(Spatial annotation entries)
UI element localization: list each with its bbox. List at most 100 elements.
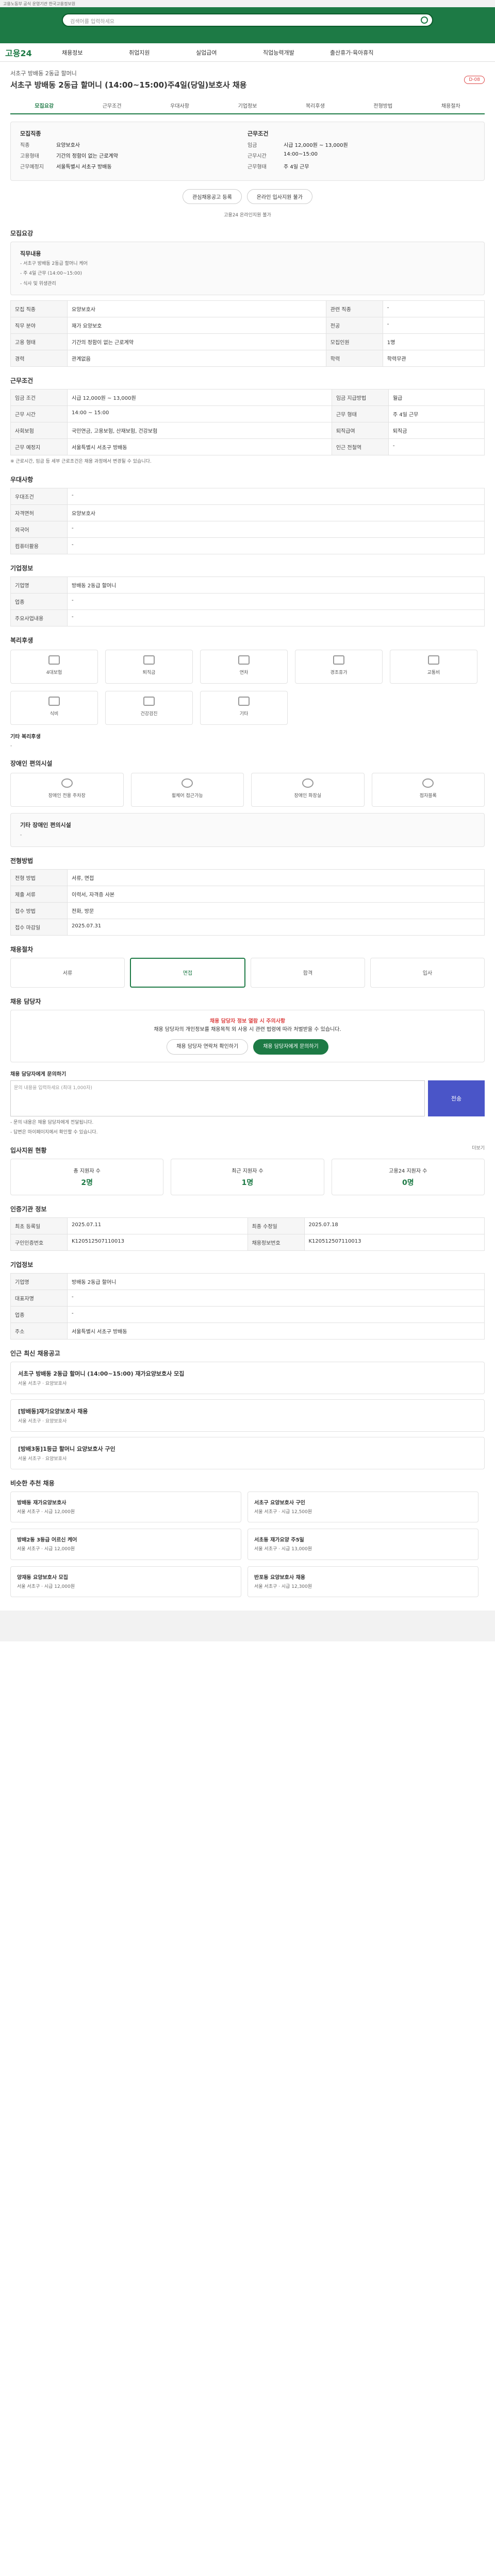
table-row: 주소 서울특별시 서초구 방배동 (10, 1322, 485, 1340)
tab-process[interactable]: 채용절차 (417, 97, 485, 113)
send-button[interactable]: 전송 (428, 1080, 485, 1116)
disability-label: 장애인 화장실 (294, 793, 322, 799)
section-title-welfare: 복리후생 (10, 636, 34, 644)
table-cell: - (67, 592, 485, 610)
site-logo[interactable]: 고용24 (5, 46, 62, 59)
table-cell: 2025.07.31 (67, 918, 485, 936)
table-head: 접수 방법 (10, 902, 68, 919)
summary-value: 기간의 정함이 없는 근로계약 (56, 154, 118, 159)
tab-work[interactable]: 근무조건 (78, 97, 145, 113)
section-title-info: 인증기관 정보 (10, 1205, 47, 1213)
duty-line: - 주 4일 근무 (14:00~15:00) (20, 271, 82, 276)
table-cell: - (382, 300, 485, 317)
list-item[interactable]: 양재동 요양보호사 모집 서울 서초구 · 시급 12,000원 (10, 1566, 241, 1597)
list-item[interactable]: 방배2동 3등급 어르신 케어 서울 서초구 · 시급 12,000원 (10, 1529, 241, 1560)
nav-item-unemployment[interactable]: 실업급여 (196, 48, 263, 57)
section-title-stats: 입사지원 현황 (10, 1146, 47, 1154)
list-item[interactable]: 반포동 요양보호사 채용 서울 서초구 · 시급 12,300원 (248, 1566, 478, 1597)
tab-pref[interactable]: 우대사항 (146, 97, 213, 113)
tab-recruit[interactable]: 모집요강 (10, 97, 78, 113)
action-buttons: 관심채용공고 등록 온라인 입사지원 불가 (10, 189, 485, 204)
table-head: 주요사업내용 (10, 609, 68, 626)
table-head: 접수 마감일 (10, 918, 68, 936)
table-row: 우대조건 - (10, 487, 485, 505)
summary-value: 시급 12,000원 ~ 13,000원 (284, 143, 348, 148)
table-cell: 이력서, 자격증 사본 (67, 885, 485, 903)
stat-cards: 총 지원자 수 2명 최근 지원자 수 1명 고용24 지원자 수 0명 (10, 1158, 485, 1195)
table-row: 최초 등록일 2025.07.11 최종 수정일 2025.07.18 (10, 1217, 485, 1234)
gift-icon (333, 655, 344, 665)
table-row: 근무 시간 14:00 ~ 15:00 근무 형태 주 4일 근무 (10, 405, 485, 422)
table-cell: - (67, 487, 485, 505)
summary-row: 고용형태 기간의 정함이 없는 근로계약 (20, 151, 248, 159)
section-title-recruit: 모집요강 (10, 229, 34, 237)
nav-item-training[interactable]: 직업능력개발 (263, 48, 330, 57)
table-head: 근무 형태 (331, 405, 389, 422)
table-head: 모집인원 (325, 333, 383, 350)
table-row: 모집 직종 요양보호사 관련 직종 - (10, 300, 485, 317)
list-item[interactable]: 서초동 재가요양 주5일 서울 서초구 · 시급 13,000원 (248, 1529, 478, 1560)
list-item-title: 방배2동 3등급 어르신 케어 (17, 1537, 77, 1543)
section-title-pref: 우대사항 (10, 476, 34, 483)
company-name: 서초구 방배동 2동급 할머니 (10, 70, 77, 77)
disability-other-title: 기타 장애인 편의시설 (20, 822, 71, 828)
tab-screening[interactable]: 전형방법 (349, 97, 417, 113)
section-title-corp: 기업정보 (10, 564, 34, 572)
table-cell: K120512507110013 (304, 1233, 485, 1251)
apply-button[interactable]: 온라인 입사지원 불가 (246, 189, 312, 204)
table-cell: 주 4일 근무 (388, 405, 485, 422)
table-row: 접수 마감일 2025.07.31 (10, 918, 485, 936)
list-item-title: [방배동]재가요양보호사 채용 (18, 1408, 88, 1415)
inquiry-title: 채용 담당자에게 문의하기 (10, 1071, 67, 1077)
tab-corp[interactable]: 기업정보 (213, 97, 281, 113)
stats-more-link[interactable]: 더보기 (472, 1144, 485, 1151)
list-item[interactable]: 방배동 재가요양보호사 서울 서초구 · 시급 12,000원 (10, 1491, 241, 1522)
search-icon[interactable] (421, 16, 428, 24)
process-step: 입사 (370, 957, 485, 988)
list-item[interactable]: 서초구 방배동 2동급 할머니 (14:00~15:00) 재가요양보호사 모집… (10, 1361, 485, 1394)
info-table: 최초 등록일 2025.07.11 최종 수정일 2025.07.18 구인인증번호 K… (10, 1217, 485, 1251)
inquiry-textarea[interactable]: 문의 내용을 입력하세요 (최대 1,000자) (10, 1080, 425, 1116)
view-contact-button[interactable]: 채용 담당자 연락처 확인하기 (167, 1039, 249, 1055)
nav-item-support[interactable]: 취업지원 (129, 48, 196, 57)
nav-item-leave[interactable]: 출산휴가·육아휴직 (330, 48, 397, 57)
bus-icon (428, 655, 439, 665)
table-head: 전형 방법 (10, 869, 68, 886)
parking-icon (61, 778, 73, 788)
table-head: 학력 (325, 350, 383, 367)
table-row: 경력 관계없음 학력 학력무관 (10, 350, 485, 367)
table-row: 접수 방법 전화, 방문 (10, 902, 485, 919)
stat-label: 총 지원자 수 (73, 1168, 101, 1174)
welfare-label: 기타 (239, 711, 249, 717)
table-cell: K120512507110013 (67, 1233, 248, 1251)
list-item-desc: 서울 서초구 · 요양보호사 (18, 1418, 67, 1424)
table-cell: 기간의 정함이 없는 근로계약 (67, 333, 326, 350)
disability-item: 장애인 화장실 (251, 773, 365, 807)
list-item-desc: 서울 서초구 · 시급 12,000원 (17, 1509, 75, 1515)
welfare-label: 4대보험 (46, 670, 62, 675)
tab-welfare[interactable]: 복리후생 (282, 97, 349, 113)
list-item[interactable]: [방배3동]1등급 할머니 요양보호사 구인 서울 서초구 · 요양보호사 (10, 1436, 485, 1469)
interest-button[interactable]: 관심채용공고 등록 (183, 189, 242, 204)
header-banner: 검색어를 입력하세요 (0, 7, 495, 43)
disability-other: 기타 장애인 편의시설 - (10, 813, 485, 847)
summary-value: 주 4일 근무 (284, 164, 309, 170)
table-head: 사회보험 (10, 422, 68, 439)
table-head: 근무 예정지 (10, 438, 68, 455)
section-title-process: 채용절차 (10, 945, 34, 953)
inquire-button[interactable]: 채용 담당자에게 문의하기 (253, 1039, 328, 1055)
list-item[interactable]: [방배동]재가요양보호사 채용서울 서초구 · 요양보호사 (10, 1399, 485, 1432)
search-placeholder: 검색어를 입력하세요 (70, 19, 114, 25)
summary-row: 근무예정지 서울특별시 서초구 방배동 (20, 162, 248, 170)
stat-label: 고용24 지원자 수 (389, 1168, 427, 1174)
nav-item-jobs[interactable]: 채용정보 (62, 48, 129, 57)
list-item[interactable]: 서초구 요양보호사 구인 서울 서초구 · 시급 12,500원 (248, 1491, 478, 1522)
table-cell: 요양보호사 (67, 504, 485, 521)
summary-key: 근무예정지 (20, 164, 44, 170)
search-input[interactable]: 검색어를 입력하세요 (62, 13, 433, 27)
table-cell: - (67, 609, 485, 626)
table-head: 인근 전철역 (331, 438, 389, 455)
etc-icon (238, 696, 250, 706)
contact-buttons: 채용 담당자 연락처 확인하기 채용 담당자에게 문의하기 (18, 1039, 477, 1055)
online-note: 고용24 온라인지원 불가 (224, 213, 271, 218)
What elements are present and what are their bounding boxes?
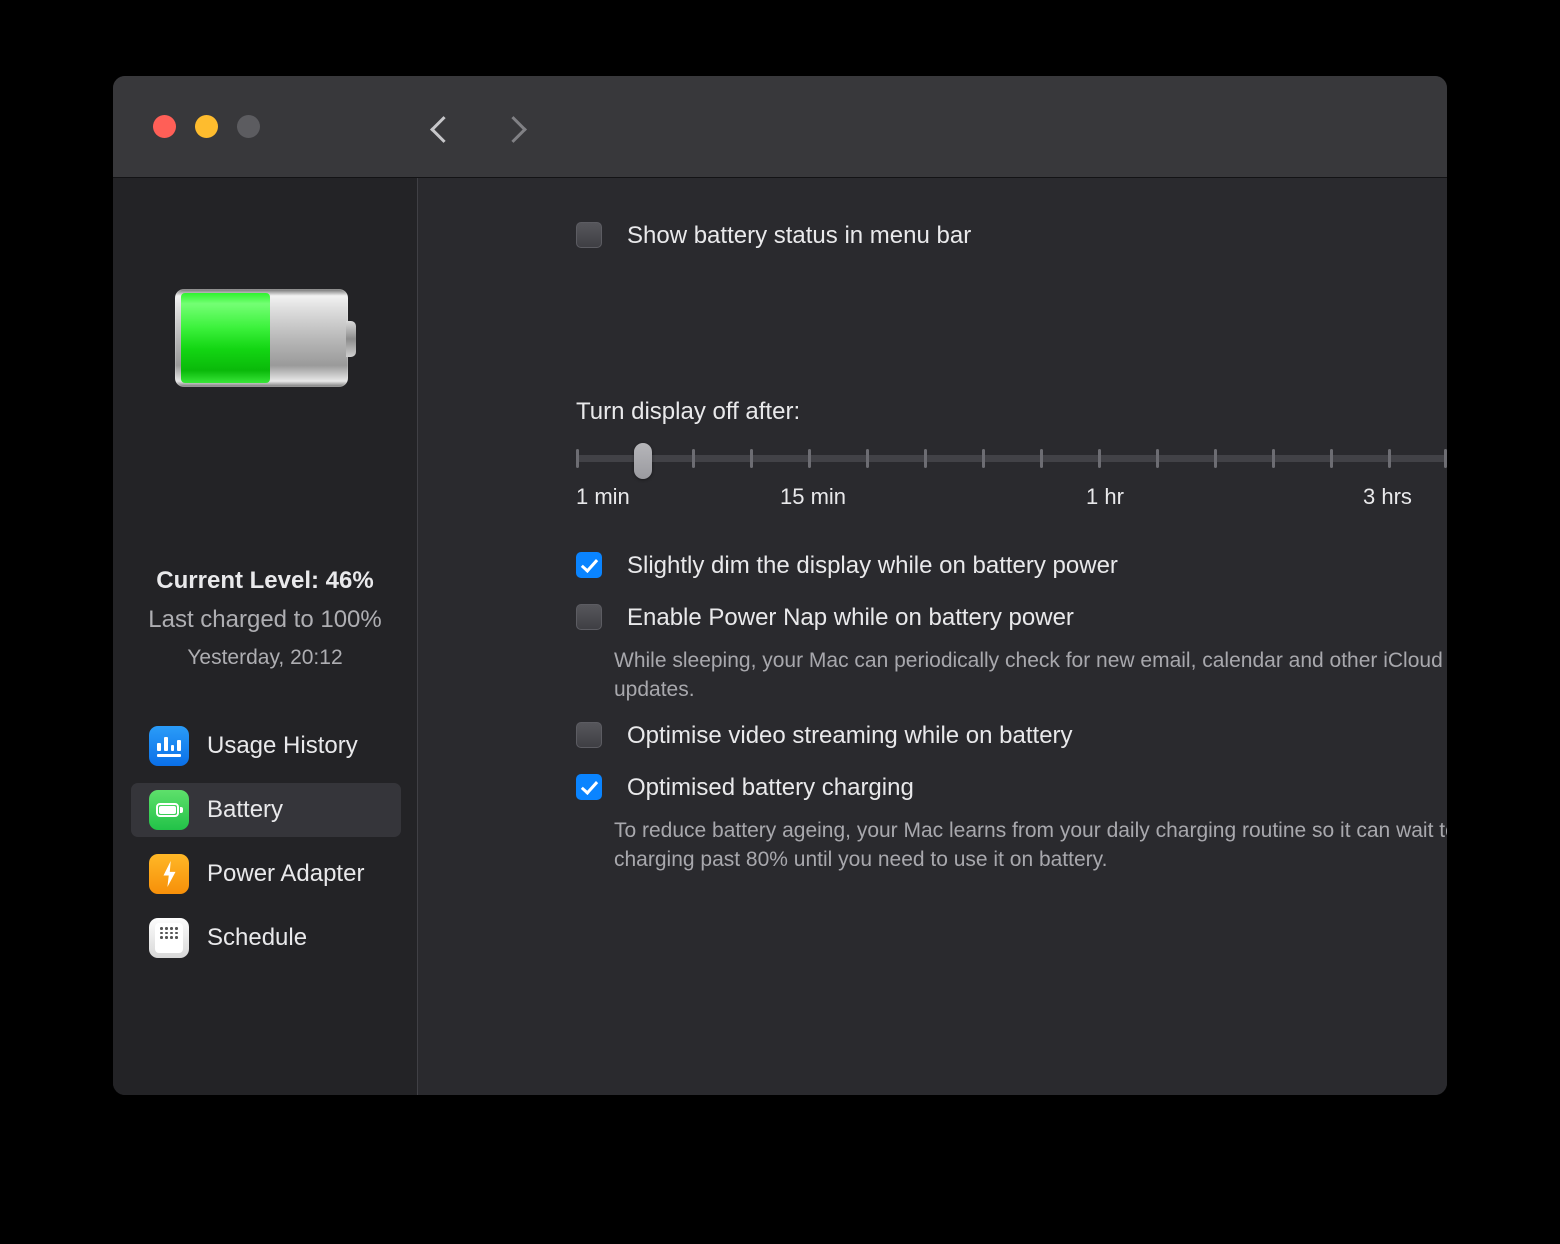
slider-label-1-hr: 1 hr [1086,484,1124,509]
system-preferences-window: Battery Search Current Level: 46% Last c… [113,76,1447,1095]
sidebar-item-label: Battery [207,796,284,823]
turn-display-off-slider[interactable] [576,443,1447,479]
battery-status-graphic [175,289,356,387]
show-battery-status-checkbox[interactable] [576,222,602,248]
current-level-text: Current Level: 46% [156,567,374,594]
turn-display-off-label: Turn display off after: [576,398,801,425]
battery-icon [149,790,189,830]
show-battery-status-row[interactable]: Show battery status in menu bar [576,222,971,250]
traffic-light-group [153,115,260,138]
sidebar-item-schedule[interactable]: Schedule [131,911,401,965]
optimised-battery-charging-checkbox[interactable] [576,774,602,800]
optimised-battery-charging-label: Optimised battery charging [627,774,914,801]
slider-track [576,455,1447,462]
enable-power-nap-row[interactable]: Enable Power Nap while on battery power [576,604,1074,632]
chevron-left-icon [430,116,457,143]
optimise-video-streaming-checkbox[interactable] [576,722,602,748]
sidebar: Current Level: 46% Last charged to 100% … [113,178,418,1095]
window-body: Current Level: 46% Last charged to 100% … [113,178,1447,1095]
close-button[interactable] [153,115,176,138]
chevron-right-icon [500,116,527,143]
slightly-dim-display-row[interactable]: Slightly dim the display while on batter… [576,552,1118,580]
last-charged-timestamp: Yesterday, 20:12 [187,646,343,669]
forward-button [498,112,532,146]
sidebar-item-usage-history[interactable]: Usage History [131,719,401,773]
optimise-video-streaming-label: Optimise video streaming while on batter… [627,722,1073,749]
show-battery-status-label: Show battery status in menu bar [627,222,972,249]
back-button[interactable] [424,112,458,146]
sidebar-item-power-adapter[interactable]: Power Adapter [131,847,401,901]
battery-cap [346,321,356,357]
slider-scale-labels: 1 min 15 min 1 hr 3 hrs Never [576,484,1447,514]
sidebar-item-battery[interactable]: Battery [131,783,401,837]
slider-label-15-min: 15 min [780,484,847,509]
optimised-battery-charging-row[interactable]: Optimised battery charging [576,774,914,802]
battery-fill [181,293,270,383]
zoom-button [237,115,260,138]
sidebar-item-label: Schedule [207,924,308,951]
minimize-button[interactable] [195,115,218,138]
sidebar-item-label: Power Adapter [207,860,365,887]
schedule-calendar-icon [149,918,189,958]
battery-body [175,289,348,387]
slider-thumb[interactable] [634,443,652,479]
slightly-dim-display-checkbox[interactable] [576,552,602,578]
slider-label-3-hrs: 3 hrs [1363,484,1412,509]
enable-power-nap-checkbox[interactable] [576,604,602,630]
sidebar-list: Usage History Battery Power Adapter Sche… [131,719,401,975]
window-titlebar: Battery Search [113,76,1447,227]
usage-history-icon [149,726,189,766]
last-charged-text: Last charged to 100% [148,606,382,633]
main-content: Show battery status in menu bar Turn dis… [418,178,1447,1095]
enable-power-nap-description: While sleeping, your Mac can periodicall… [614,649,1443,701]
optimised-battery-charging-description: To reduce battery ageing, your Mac learn… [614,819,1447,871]
optimise-video-streaming-row[interactable]: Optimise video streaming while on batter… [576,722,1073,750]
power-adapter-icon [149,854,189,894]
slightly-dim-display-label: Slightly dim the display while on batter… [627,552,1118,579]
sidebar-item-label: Usage History [207,732,358,759]
enable-power-nap-label: Enable Power Nap while on battery power [627,604,1074,631]
slider-label-1-min: 1 min [576,484,630,509]
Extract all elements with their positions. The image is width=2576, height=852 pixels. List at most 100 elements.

§ What to produce
Recast the data from the line with "slider-label-1-hr: 1 hr [1086,484,1124,509]" up to and including the line with "slider-scale-labels: 1 min" as a Markdown table with two columns, Row and Entry line. Number each row and leave out blank lines.

§ Full answer
| Row | Entry line |
|---|---|
| 1 | slider-label-1-hr: 1 hr [1086,484,1124,509] |
| 2 | system-preferences-window: Battery Search Current Level: 46% Last c… [113,76,1447,1095] |
| 3 | sidebar-item-label: Battery [207,796,284,823] |
| 4 | turn-display-off-slider[interactable] [576,443,1447,479] |
| 5 | battery-status-graphic [175,289,356,387] |
| 6 | show-battery-status-checkbox[interactable] [576,222,602,248] |
| 7 | current-level-text: Current Level: 46% [156,567,374,594] |
| 8 | turn-display-off-label: Turn display off after: [576,398,801,425] |
| 9 | battery-icon [149,790,189,830] |
| 10 | show-battery-status-row[interactable]: Show battery status in menu bar [576,222,971,250] |
| 11 | traffic-light-group [153,115,260,138] |
| 12 | sidebar-item-schedule[interactable]: Schedule [131,911,401,965] |
| 13 | optimised-battery-charging-checkbox[interactable] [576,774,602,800] |
| 14 | optimised-battery-charging-label: Optimised battery charging [627,774,914,801] |
| 15 | slider-track [576,455,1447,462] |
| 16 | enable-power-nap-row[interactable]: Enable Power Nap while on battery power [576,604,1074,632] |
| 17 | chevron-left-icon [430,116,457,143] |
| 18 | optimise-video-streaming-checkbox[interactable] [576,722,602,748] |
| 19 | sidebar: Current Level: 46% Last charged to 100% … [113,178,418,1095] |
| 20 | window-body: Current Level: 46% Last charged to 100% … [113,178,1447,1095] |
| 21 | close-button[interactable] [153,115,176,138] |
| 22 | chevron-right-icon [500,116,527,143] |
| 23 | slightly-dim-display-row[interactable]: Slightly dim the display while on batter… [576,552,1118,580] |
| 24 | last-charged-timestamp: Yesterday, 20:12 [187,646,343,669] |
| 25 | forward-button [498,112,532,146] |
| 26 | sidebar-item-usage-history[interactable]: Usage History [131,719,401,773] |
| 27 | optimise-video-streaming-label: Optimise video streaming while on batter… [627,722,1073,749] |
| 28 | show-battery-status-label: Show battery status in menu bar [627,222,972,249] |
| 29 | back-button[interactable] [424,112,458,146] |
| 30 | sidebar-item-power-adapter[interactable]: Power Adapter [131,847,401,901] |
| 31 | battery-cap [346,321,356,357] |
| 32 | slider-scale-labels: 1 min 15 min 1 hr 3 hrs Never [576,484,1447,514] |